The task.
Pick out the lines containing "погрешность".
————————
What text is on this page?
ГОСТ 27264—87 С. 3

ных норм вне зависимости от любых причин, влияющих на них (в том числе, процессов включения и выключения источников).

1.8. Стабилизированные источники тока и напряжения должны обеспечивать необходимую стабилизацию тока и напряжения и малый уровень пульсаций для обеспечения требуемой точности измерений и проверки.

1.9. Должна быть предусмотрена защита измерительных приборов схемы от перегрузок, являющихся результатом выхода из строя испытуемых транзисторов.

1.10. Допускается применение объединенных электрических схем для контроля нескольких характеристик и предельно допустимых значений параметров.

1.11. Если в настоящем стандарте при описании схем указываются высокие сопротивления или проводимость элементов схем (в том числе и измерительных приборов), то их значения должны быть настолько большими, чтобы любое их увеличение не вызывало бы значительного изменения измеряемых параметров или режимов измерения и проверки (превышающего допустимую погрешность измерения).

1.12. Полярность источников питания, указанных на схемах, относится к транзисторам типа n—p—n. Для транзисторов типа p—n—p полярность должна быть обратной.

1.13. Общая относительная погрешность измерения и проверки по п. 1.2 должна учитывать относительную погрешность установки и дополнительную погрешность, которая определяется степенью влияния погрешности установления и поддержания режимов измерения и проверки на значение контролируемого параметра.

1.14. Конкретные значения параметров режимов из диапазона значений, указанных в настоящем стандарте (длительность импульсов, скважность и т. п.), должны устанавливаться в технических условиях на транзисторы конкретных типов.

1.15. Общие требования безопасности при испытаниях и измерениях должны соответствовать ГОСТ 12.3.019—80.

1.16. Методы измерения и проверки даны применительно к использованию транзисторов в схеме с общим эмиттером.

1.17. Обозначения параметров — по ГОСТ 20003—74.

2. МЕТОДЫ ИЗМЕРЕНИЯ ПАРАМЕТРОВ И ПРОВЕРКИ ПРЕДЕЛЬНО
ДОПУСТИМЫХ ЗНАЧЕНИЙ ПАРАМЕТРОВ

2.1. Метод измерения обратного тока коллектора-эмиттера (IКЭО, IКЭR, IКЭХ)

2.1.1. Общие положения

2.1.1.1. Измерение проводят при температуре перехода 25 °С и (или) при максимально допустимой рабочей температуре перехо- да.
————————
Solution for this task.
1.11. Если в настоящем стандарте при описании схем указываются высокие сопротивления или проводимость элементов схем (в том числе и измерительных приборов), то их значения должны быть настолько большими, чтобы любое их увеличение не вызывало бы значительного изменения измеряемых параметров или режимов измерения и проверки (превышающего допустимую погрешность измерения).
1.13. Общая относительная погрешность измерения и проверки по п. 1.2 должна учитывать относительную погрешность установки и дополнительную погрешность, которая определяется степенью влияния погрешности установления и поддержания режимов измерения и проверки на значение контролируемого параметра.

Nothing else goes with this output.